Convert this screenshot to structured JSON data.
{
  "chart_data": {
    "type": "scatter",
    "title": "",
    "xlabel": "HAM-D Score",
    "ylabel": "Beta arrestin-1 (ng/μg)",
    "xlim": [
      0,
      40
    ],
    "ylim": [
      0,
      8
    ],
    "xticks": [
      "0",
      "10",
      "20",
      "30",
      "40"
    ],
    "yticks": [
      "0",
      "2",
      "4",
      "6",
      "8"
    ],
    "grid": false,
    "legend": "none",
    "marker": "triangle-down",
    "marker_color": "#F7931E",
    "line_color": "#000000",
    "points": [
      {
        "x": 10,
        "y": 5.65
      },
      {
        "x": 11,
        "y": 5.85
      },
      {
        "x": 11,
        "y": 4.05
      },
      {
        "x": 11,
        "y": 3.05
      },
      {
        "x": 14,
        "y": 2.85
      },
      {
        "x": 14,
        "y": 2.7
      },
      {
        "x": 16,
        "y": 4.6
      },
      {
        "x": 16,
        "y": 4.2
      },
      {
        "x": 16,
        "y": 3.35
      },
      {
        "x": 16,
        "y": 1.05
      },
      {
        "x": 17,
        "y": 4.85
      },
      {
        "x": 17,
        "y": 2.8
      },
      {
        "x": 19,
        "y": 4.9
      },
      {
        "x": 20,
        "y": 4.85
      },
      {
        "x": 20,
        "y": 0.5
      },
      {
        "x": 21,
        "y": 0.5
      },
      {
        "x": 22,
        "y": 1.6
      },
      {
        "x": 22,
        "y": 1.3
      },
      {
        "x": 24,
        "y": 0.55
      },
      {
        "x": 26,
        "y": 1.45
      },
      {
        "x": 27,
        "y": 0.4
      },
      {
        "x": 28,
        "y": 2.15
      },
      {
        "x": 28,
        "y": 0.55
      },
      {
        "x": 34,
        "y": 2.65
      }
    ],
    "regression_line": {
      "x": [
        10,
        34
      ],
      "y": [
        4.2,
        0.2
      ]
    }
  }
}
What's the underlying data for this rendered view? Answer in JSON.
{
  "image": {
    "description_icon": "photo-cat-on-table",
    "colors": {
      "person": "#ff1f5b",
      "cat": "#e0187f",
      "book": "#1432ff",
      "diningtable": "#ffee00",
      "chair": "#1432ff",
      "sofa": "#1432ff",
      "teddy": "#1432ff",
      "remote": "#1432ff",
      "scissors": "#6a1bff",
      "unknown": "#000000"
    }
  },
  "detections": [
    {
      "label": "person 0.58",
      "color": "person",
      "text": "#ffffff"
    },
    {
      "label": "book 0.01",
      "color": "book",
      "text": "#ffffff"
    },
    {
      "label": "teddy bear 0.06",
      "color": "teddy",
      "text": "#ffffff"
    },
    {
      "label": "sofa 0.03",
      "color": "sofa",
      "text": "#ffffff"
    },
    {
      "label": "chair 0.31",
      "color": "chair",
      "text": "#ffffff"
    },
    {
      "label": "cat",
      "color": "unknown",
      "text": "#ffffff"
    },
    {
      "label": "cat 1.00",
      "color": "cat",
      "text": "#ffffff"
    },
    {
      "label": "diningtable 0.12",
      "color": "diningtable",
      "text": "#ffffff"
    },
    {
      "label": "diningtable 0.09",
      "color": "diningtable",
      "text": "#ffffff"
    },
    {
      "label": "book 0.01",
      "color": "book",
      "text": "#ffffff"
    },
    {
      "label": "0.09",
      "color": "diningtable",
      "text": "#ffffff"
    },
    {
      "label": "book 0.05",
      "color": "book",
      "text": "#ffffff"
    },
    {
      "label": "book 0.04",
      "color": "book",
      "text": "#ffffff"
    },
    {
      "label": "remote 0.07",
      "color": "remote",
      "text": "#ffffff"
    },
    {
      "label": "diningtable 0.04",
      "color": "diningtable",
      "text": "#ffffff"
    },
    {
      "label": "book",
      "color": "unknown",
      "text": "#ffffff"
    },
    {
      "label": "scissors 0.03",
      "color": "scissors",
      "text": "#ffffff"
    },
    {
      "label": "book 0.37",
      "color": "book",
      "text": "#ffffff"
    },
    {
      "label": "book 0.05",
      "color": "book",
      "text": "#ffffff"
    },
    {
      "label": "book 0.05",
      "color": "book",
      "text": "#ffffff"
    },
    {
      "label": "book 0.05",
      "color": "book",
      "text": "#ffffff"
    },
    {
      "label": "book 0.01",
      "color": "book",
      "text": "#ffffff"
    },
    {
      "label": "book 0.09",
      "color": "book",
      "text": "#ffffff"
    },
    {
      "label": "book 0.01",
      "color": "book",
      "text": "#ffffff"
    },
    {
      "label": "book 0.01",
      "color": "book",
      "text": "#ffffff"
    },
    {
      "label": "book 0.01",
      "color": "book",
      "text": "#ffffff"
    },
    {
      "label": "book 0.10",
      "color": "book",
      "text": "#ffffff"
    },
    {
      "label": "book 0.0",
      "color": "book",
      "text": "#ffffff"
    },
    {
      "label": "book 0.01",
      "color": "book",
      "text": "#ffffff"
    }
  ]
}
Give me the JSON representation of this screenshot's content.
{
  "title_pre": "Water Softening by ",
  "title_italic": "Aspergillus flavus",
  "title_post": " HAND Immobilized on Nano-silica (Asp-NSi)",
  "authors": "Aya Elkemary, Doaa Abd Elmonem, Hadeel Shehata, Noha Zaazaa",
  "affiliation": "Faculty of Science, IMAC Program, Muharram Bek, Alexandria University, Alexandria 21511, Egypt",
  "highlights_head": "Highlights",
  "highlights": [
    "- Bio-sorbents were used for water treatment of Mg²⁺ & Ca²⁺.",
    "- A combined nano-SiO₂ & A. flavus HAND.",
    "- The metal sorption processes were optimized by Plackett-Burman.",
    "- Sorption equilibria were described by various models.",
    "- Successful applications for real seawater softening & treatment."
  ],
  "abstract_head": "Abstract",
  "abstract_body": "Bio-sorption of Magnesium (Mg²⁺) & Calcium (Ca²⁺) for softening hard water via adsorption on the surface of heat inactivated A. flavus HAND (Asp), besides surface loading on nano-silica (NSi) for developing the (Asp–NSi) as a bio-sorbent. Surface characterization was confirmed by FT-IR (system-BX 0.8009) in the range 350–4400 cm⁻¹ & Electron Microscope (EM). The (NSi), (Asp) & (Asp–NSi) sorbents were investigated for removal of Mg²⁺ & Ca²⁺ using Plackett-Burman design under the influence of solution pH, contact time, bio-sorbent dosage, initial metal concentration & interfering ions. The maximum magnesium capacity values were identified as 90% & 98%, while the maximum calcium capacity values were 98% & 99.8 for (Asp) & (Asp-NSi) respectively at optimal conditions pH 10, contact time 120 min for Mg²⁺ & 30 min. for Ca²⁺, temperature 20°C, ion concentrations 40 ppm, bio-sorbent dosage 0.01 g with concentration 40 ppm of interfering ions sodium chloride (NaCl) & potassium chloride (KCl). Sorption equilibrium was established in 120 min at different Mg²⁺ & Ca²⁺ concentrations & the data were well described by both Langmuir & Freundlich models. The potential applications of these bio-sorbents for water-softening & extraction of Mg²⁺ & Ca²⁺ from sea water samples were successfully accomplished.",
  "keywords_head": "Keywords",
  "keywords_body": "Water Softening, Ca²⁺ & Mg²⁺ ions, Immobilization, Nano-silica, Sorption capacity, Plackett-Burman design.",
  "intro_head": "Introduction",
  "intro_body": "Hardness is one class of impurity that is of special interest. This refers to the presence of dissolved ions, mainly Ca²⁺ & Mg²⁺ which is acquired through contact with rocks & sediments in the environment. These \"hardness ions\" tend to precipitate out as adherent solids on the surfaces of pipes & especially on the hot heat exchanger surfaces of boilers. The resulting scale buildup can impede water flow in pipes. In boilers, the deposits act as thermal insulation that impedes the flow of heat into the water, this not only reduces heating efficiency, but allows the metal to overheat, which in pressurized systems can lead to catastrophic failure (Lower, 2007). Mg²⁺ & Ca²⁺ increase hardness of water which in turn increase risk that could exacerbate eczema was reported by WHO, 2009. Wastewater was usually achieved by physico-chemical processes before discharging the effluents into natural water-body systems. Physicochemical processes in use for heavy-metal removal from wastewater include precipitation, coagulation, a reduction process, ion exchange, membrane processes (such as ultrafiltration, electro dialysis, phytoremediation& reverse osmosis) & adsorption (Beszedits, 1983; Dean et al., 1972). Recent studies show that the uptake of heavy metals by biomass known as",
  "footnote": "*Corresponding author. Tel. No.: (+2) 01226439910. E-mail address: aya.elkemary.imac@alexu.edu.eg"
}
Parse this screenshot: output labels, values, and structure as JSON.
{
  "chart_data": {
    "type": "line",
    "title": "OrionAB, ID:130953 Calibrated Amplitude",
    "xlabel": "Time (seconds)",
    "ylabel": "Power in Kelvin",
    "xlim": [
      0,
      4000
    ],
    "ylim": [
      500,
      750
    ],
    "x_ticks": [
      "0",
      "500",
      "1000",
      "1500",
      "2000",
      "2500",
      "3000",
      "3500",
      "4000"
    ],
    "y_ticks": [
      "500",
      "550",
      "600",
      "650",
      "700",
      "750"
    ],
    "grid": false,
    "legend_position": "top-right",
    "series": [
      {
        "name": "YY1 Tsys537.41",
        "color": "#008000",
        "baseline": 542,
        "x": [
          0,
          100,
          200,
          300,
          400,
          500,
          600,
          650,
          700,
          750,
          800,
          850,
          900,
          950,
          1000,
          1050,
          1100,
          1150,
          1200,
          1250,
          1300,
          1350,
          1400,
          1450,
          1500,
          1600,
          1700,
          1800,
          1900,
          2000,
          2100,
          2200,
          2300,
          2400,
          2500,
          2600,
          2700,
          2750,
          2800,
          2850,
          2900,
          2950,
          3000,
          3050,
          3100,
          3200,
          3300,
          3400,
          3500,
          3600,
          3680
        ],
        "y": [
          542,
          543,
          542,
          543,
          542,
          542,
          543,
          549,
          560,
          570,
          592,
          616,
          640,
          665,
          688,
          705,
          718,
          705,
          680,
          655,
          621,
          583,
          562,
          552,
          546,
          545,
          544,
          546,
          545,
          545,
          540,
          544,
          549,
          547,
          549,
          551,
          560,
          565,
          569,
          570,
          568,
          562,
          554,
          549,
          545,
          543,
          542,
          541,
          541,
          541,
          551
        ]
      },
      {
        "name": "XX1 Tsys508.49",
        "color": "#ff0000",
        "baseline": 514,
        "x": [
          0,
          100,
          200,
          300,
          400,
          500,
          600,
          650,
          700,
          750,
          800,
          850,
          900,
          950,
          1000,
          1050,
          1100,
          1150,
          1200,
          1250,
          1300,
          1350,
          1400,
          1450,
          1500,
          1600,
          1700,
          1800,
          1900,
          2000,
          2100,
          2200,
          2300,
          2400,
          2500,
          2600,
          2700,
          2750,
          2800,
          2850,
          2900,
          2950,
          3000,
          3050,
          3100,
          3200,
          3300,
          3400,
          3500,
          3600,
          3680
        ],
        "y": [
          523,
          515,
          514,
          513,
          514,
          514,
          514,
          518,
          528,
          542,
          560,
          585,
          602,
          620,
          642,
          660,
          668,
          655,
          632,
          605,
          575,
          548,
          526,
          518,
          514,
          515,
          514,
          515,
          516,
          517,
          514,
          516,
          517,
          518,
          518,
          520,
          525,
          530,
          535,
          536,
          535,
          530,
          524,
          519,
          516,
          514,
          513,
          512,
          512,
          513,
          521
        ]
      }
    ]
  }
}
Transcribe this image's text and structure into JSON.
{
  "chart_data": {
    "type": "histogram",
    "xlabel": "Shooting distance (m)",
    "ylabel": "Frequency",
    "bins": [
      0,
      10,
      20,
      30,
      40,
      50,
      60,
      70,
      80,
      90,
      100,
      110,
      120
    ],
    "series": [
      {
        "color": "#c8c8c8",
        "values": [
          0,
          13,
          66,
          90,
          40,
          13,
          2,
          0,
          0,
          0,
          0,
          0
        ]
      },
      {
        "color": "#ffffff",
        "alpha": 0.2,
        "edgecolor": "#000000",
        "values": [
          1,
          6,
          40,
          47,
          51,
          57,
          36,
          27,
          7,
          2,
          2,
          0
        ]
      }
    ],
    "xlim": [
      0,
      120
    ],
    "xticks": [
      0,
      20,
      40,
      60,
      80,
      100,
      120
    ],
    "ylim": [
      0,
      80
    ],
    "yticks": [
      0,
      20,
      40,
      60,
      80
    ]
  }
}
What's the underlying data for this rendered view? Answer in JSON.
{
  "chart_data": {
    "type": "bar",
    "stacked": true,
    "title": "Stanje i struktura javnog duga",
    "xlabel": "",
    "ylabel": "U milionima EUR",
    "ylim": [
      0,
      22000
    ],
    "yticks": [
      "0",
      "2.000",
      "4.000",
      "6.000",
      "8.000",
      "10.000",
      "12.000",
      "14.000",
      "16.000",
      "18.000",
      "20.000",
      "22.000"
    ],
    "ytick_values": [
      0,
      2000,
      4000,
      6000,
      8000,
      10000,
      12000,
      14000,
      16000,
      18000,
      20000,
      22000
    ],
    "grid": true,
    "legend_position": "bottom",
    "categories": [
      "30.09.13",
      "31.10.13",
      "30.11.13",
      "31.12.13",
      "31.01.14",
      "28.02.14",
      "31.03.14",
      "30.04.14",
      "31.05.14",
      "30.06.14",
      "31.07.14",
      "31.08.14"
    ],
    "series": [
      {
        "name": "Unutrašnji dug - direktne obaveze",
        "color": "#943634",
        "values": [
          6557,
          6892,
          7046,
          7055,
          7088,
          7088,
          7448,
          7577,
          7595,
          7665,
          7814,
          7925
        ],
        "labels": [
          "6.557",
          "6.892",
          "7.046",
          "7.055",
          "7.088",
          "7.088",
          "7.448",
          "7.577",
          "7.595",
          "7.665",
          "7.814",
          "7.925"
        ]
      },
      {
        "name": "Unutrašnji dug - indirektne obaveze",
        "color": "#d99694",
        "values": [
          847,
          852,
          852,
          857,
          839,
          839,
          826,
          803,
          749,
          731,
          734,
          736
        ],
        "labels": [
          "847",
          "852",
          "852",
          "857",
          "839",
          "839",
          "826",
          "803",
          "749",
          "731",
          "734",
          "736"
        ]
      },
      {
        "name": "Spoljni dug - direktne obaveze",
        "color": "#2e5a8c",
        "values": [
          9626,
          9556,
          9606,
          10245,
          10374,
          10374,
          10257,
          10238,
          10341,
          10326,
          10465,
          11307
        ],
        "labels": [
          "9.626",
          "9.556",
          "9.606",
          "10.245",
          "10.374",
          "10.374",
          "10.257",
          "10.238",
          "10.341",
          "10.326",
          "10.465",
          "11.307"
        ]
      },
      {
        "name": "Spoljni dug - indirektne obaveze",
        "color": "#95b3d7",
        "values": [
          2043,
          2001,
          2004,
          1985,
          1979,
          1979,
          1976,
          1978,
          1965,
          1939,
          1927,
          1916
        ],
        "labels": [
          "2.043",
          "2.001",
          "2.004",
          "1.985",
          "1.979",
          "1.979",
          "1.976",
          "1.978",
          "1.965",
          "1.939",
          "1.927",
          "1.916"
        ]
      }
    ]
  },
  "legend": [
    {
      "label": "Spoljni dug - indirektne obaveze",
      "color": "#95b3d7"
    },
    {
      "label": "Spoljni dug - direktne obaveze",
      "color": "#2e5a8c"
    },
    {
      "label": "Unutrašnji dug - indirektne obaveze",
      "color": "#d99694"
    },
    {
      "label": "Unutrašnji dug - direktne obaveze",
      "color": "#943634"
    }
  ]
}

_WRITTEN EXERCISE_. Find the lines that include the string "indirektne", then copy each of them.

_COMPLETE OUTPUT_.
        "name": "Unutrašnji dug - indirektne obaveze",
        "name": "Spoljni dug - indirektne obaveze",
      "label": "Spoljni dug - indirektne obaveze",
      "label": "Unutrašnji dug - indirektne obaveze",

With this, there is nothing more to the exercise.